## INPUT
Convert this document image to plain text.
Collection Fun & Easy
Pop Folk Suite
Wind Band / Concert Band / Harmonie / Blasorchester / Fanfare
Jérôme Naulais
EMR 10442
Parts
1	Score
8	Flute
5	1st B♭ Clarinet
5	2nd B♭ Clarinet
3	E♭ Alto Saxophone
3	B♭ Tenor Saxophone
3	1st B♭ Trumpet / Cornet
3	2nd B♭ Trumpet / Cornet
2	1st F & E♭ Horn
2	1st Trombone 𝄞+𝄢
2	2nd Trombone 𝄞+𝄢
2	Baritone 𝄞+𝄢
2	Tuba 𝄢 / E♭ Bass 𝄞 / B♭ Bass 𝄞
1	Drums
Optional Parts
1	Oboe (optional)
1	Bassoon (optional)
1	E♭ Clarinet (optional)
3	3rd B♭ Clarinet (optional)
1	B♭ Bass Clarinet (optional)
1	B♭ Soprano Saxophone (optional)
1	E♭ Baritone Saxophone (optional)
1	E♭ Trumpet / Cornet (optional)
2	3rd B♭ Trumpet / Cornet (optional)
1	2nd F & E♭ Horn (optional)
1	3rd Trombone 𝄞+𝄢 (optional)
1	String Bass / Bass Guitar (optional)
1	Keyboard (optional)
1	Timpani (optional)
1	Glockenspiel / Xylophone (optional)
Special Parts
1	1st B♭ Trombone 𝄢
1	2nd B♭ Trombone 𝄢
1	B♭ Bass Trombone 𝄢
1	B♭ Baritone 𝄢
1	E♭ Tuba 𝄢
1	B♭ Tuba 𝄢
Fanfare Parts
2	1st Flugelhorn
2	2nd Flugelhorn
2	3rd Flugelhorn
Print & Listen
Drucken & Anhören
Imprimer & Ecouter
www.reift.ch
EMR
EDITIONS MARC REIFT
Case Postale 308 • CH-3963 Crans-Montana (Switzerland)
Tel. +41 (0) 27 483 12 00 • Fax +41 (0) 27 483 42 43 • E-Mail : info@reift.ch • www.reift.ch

## THE REQUEST
Return all the data above once more, precisely as given.

## WORKED SOLUTION
Convert this document image to plain text.
Collection Fun & Easy
Pop Folk Suite
Wind Band / Concert Band / Harmonie / Blasorchester / Fanfare
Jérôme Naulais
EMR 10442
Parts
1	Score
8	Flute
5	1st B♭ Clarinet
5	2nd B♭ Clarinet
3	E♭ Alto Saxophone
3	B♭ Tenor Saxophone
3	1st B♭ Trumpet / Cornet
3	2nd B♭ Trumpet / Cornet
2	1st F & E♭ Horn
2	1st Trombone 𝄞+𝄢
2	2nd Trombone 𝄞+𝄢
2	Baritone 𝄞+𝄢
2	Tuba 𝄢 / E♭ Bass 𝄞 / B♭ Bass 𝄞
1	Drums
Optional Parts
1	Oboe (optional)
1	Bassoon (optional)
1	E♭ Clarinet (optional)
3	3rd B♭ Clarinet (optional)
1	B♭ Bass Clarinet (optional)
1	B♭ Soprano Saxophone (optional)
1	E♭ Baritone Saxophone (optional)
1	E♭ Trumpet / Cornet (optional)
2	3rd B♭ Trumpet / Cornet (optional)
1	2nd F & E♭ Horn (optional)
1	3rd Trombone 𝄞+𝄢 (optional)
1	String Bass / Bass Guitar (optional)
1	Keyboard (optional)
1	Timpani (optional)
1	Glockenspiel / Xylophone (optional)
Special Parts
1	1st B♭ Trombone 𝄢
1	2nd B♭ Trombone 𝄢
1	B♭ Bass Trombone 𝄢
1	B♭ Baritone 𝄢
1	E♭ Tuba 𝄢
1	B♭ Tuba 𝄢
Fanfare Parts
2	1st Flugelhorn
2	2nd Flugelhorn
2	3rd Flugelhorn
Print & Listen
Drucken & Anhören
Imprimer & Ecouter
www.reift.ch
EMR
EDITIONS MARC REIFT
Case Postale 308 • CH-3963 Crans-Montana (Switzerland)
Tel. +41 (0) 27 483 12 00 • Fax +41 (0) 27 483 42 43 • E-Mail : info@reift.ch • www.reift.ch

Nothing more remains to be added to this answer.